## Goal
Retype the full set of records. Keep every character identical.

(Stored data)
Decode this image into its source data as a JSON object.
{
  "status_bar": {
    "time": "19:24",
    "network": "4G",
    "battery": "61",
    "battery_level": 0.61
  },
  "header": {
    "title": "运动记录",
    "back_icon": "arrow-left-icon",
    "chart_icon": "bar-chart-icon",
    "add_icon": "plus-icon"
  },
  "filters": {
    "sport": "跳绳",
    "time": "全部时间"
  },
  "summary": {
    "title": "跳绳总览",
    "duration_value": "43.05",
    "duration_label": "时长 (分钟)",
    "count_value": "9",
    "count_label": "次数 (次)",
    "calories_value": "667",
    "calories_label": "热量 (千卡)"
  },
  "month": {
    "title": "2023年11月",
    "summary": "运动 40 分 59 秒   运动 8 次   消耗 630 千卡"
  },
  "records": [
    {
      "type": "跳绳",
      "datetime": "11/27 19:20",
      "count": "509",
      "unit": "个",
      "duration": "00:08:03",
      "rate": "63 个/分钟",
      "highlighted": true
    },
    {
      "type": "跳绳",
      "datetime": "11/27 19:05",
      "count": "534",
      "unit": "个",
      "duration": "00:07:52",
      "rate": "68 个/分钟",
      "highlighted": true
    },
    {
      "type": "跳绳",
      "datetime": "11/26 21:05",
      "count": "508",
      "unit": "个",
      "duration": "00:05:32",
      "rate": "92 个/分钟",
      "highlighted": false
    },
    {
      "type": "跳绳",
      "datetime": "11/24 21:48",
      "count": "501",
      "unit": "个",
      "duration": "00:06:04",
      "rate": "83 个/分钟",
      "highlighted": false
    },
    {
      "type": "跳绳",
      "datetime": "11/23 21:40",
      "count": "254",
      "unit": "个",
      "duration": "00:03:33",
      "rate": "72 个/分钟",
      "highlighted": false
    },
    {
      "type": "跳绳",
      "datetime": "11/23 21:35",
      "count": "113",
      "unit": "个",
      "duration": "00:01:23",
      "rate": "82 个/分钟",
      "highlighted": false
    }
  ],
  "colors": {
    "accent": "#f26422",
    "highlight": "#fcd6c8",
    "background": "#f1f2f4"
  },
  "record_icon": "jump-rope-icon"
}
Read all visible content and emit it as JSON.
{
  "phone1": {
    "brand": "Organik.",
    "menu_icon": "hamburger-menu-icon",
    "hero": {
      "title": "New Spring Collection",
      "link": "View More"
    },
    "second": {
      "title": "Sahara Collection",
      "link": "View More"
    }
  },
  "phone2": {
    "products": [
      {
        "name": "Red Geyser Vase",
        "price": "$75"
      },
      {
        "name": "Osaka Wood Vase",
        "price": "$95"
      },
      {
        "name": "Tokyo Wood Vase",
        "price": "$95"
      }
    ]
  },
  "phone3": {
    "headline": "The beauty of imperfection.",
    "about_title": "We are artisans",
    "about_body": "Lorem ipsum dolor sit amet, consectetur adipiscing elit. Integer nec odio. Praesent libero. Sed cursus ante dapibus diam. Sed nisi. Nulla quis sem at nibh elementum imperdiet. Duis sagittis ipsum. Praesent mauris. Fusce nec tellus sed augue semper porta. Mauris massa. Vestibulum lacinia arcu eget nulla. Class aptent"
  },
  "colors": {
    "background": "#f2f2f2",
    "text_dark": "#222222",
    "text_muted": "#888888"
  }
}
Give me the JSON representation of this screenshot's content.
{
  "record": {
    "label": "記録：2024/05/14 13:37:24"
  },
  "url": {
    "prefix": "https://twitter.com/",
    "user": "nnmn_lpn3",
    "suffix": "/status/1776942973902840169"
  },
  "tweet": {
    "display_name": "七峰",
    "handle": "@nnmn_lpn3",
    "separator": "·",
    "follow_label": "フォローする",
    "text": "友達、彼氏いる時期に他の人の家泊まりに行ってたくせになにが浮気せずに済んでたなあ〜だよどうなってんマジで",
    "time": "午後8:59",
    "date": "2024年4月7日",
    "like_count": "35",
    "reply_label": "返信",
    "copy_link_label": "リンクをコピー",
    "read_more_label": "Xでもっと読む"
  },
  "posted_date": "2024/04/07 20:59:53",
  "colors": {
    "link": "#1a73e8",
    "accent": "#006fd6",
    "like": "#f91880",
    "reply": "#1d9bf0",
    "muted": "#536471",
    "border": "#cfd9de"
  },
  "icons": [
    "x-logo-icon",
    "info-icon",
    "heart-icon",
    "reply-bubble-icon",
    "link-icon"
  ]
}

## Correct answer
Decode this image into its source data as a JSON object.
{
  "status_bar": {
    "time": "19:24",
    "network": "4G",
    "battery": "61",
    "battery_level": 0.61
  },
  "header": {
    "title": "运动记录",
    "back_icon": "arrow-left-icon",
    "chart_icon": "bar-chart-icon",
    "add_icon": "plus-icon"
  },
  "filters": {
    "sport": "跳绳",
    "time": "全部时间"
  },
  "summary": {
    "title": "跳绳总览",
    "duration_value": "43.05",
    "duration_label": "时长 (分钟)",
    "count_value": "9",
    "count_label": "次数 (次)",
    "calories_value": "667",
    "calories_label": "热量 (千卡)"
  },
  "month": {
    "title": "2023年11月",
    "summary": "运动 40 分 59 秒   运动 8 次   消耗 630 千卡"
  },
  "records": [
    {
      "type": "跳绳",
      "datetime": "11/27 19:20",
      "count": "509",
      "unit": "个",
      "duration": "00:08:03",
      "rate": "63 个/分钟",
      "highlighted": true
    },
    {
      "type": "跳绳",
      "datetime": "11/27 19:05",
      "count": "534",
      "unit": "个",
      "duration": "00:07:52",
      "rate": "68 个/分钟",
      "highlighted": true
    },
    {
      "type": "跳绳",
      "datetime": "11/26 21:05",
      "count": "508",
      "unit": "个",
      "duration": "00:05:32",
      "rate": "92 个/分钟",
      "highlighted": false
    },
    {
      "type": "跳绳",
      "datetime": "11/24 21:48",
      "count": "501",
      "unit": "个",
      "duration": "00:06:04",
      "rate": "83 个/分钟",
      "highlighted": false
    },
    {
      "type": "跳绳",
      "datetime": "11/23 21:40",
      "count": "254",
      "unit": "个",
      "duration": "00:03:33",
      "rate": "72 个/分钟",
      "highlighted": false
    },
    {
      "type": "跳绳",
      "datetime": "11/23 21:35",
      "count": "113",
      "unit": "个",
      "duration": "00:01:23",
      "rate": "82 个/分钟",
      "highlighted": false
    }
  ],
  "colors": {
    "accent": "#f26422",
    "highlight": "#fcd6c8",
    "background": "#f1f2f4"
  },
  "record_icon": "jump-rope-icon"
}
Read all visible content and emit it as JSON.
{
  "phone1": {
    "brand": "Organik.",
    "menu_icon": "hamburger-menu-icon",
    "hero": {
      "title": "New Spring Collection",
      "link": "View More"
    },
    "second": {
      "title": "Sahara Collection",
      "link": "View More"
    }
  },
  "phone2": {
    "products": [
      {
        "name": "Red Geyser Vase",
        "price": "$75"
      },
      {
        "name": "Osaka Wood Vase",
        "price": "$95"
      },
      {
        "name": "Tokyo Wood Vase",
        "price": "$95"
      }
    ]
  },
  "phone3": {
    "headline": "The beauty of imperfection.",
    "about_title": "We are artisans",
    "about_body": "Lorem ipsum dolor sit amet, consectetur adipiscing elit. Integer nec odio. Praesent libero. Sed cursus ante dapibus diam. Sed nisi. Nulla quis sem at nibh elementum imperdiet. Duis sagittis ipsum. Praesent mauris. Fusce nec tellus sed augue semper porta. Mauris massa. Vestibulum lacinia arcu eget nulla. Class aptent"
  },
  "colors": {
    "background": "#f2f2f2",
    "text_dark": "#222222",
    "text_muted": "#888888"
  }
}
Give me the JSON representation of this screenshot's content.
{
  "record": {
    "label": "記録：2024/05/14 13:37:24"
  },
  "url": {
    "prefix": "https://twitter.com/",
    "user": "nnmn_lpn3",
    "suffix": "/status/1776942973902840169"
  },
  "tweet": {
    "display_name": "七峰",
    "handle": "@nnmn_lpn3",
    "separator": "·",
    "follow_label": "フォローする",
    "text": "友達、彼氏いる時期に他の人の家泊まりに行ってたくせになにが浮気せずに済んでたなあ〜だよどうなってんマジで",
    "time": "午後8:59",
    "date": "2024年4月7日",
    "like_count": "35",
    "reply_label": "返信",
    "copy_link_label": "リンクをコピー",
    "read_more_label": "Xでもっと読む"
  },
  "posted_date": "2024/04/07 20:59:53",
  "colors": {
    "link": "#1a73e8",
    "accent": "#006fd6",
    "like": "#f91880",
    "reply": "#1d9bf0",
    "muted": "#536471",
    "border": "#cfd9de"
  },
  "icons": [
    "x-logo-icon",
    "info-icon",
    "heart-icon",
    "reply-bubble-icon",
    "link-icon"
  ]
}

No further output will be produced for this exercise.